◆ Extracted text:
┌────────

Activation of the Endothelial Store-Operated ISOC Ca2+ Channel Requires Interaction of Protein 4.1 With TRPC4

Donna L. Cioffi, Songwei Wu, Mikhail Alexeyev, Steven R. Goodman, Michael X. Zhu, Troy Stevens

From the Center for Lung Biology (D.L.C., S.W., M.A., T.S.), Department of Pharmacology (D.L.C., S.W., T.S.), and Department of Cell Biology and Neuroscience (M.A.), the University of South Alabama College of Medicine, Mobile; Department of Molecular and Cell Biology (S.R.G.), the University of Texas at Dallas; and Department of Neuroscience and Center for Molecular Neurobiology (M.X.Z.), the Ohio State University, Columbus.

└────────

◆ Given data:
┌────────

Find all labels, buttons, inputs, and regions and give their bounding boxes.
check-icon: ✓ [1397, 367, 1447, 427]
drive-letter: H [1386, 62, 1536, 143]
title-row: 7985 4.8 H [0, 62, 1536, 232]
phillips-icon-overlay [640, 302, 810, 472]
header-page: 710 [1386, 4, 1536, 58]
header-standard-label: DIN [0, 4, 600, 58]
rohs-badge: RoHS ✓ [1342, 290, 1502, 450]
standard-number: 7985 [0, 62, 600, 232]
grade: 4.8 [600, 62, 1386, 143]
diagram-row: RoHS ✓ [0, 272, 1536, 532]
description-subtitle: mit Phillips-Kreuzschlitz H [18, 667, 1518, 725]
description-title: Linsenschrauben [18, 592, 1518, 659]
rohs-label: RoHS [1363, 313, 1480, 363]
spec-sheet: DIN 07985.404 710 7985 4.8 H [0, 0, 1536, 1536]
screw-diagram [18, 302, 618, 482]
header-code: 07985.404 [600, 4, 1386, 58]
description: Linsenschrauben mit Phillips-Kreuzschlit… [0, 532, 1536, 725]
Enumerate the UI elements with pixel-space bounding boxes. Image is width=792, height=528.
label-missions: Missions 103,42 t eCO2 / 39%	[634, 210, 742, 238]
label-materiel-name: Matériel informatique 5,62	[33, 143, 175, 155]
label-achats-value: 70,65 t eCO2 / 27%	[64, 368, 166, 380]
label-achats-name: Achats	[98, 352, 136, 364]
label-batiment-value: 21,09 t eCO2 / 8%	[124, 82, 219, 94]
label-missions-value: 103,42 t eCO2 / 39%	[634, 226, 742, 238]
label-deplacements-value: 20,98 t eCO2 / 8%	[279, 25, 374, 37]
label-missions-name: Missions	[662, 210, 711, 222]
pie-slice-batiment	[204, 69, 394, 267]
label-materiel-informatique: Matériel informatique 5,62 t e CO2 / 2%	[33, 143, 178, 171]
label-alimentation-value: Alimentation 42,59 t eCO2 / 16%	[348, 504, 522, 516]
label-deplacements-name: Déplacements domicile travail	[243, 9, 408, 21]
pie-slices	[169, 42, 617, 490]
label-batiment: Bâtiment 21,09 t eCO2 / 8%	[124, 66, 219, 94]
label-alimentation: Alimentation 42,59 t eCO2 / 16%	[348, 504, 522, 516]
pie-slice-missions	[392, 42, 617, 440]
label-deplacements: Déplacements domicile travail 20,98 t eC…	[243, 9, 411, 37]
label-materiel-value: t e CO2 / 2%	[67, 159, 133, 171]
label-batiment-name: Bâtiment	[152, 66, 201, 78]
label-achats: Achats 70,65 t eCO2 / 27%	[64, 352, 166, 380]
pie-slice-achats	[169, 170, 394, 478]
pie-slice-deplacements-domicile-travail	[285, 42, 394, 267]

└────────

◆ What you need to do:
Write what comes next in the paper on how protein 4.1 interacting with TRPC4 activates the endothelial ISOC Ca2+ channel, picking up after its list of author affiliations.

◆ Answer to this problem:
Correspondence to Troy Stevens, PhD, Professor, Center for Lung Biology, Department of Pharmacology, University of South Alabama College of Medicine, Mobile, AL 36688. E-mail tstevens{at}jaguar1.usouthal.edu

Store-operated calcium (SOC) entry represents the principal Ca2+ entry pathway into nonexcitable cells. Despite intensive investigation, mechanisms underlying activation of SOC entry have remained elusive. The endothelial ISOC channel is a Ca2+-selective SOC entry channel to which the transient receptor potential (TRP) proteins TRPC1 and TRPC4 contribute subunits. Activation of ISOC is specifically regulated by the spectrin–actin membrane skeleton; however, the nature of coupling between the ISOC channel and membrane skeleton is unknown. Here we demonstrate that protein 4.1 is an essential component of the ISOC channel gating mechanism. Protein 4.1 interacts with TRPC4 and the membrane skeleton. Deletion of the protein 4.1 binding domain on TRPC4 or peptide competition to the protein 4.1 binding domain prevents ISOC activation. These findings reveal that interaction of protein 4.1 with TRPC4 is required for activation of the endothelial ISOC channel.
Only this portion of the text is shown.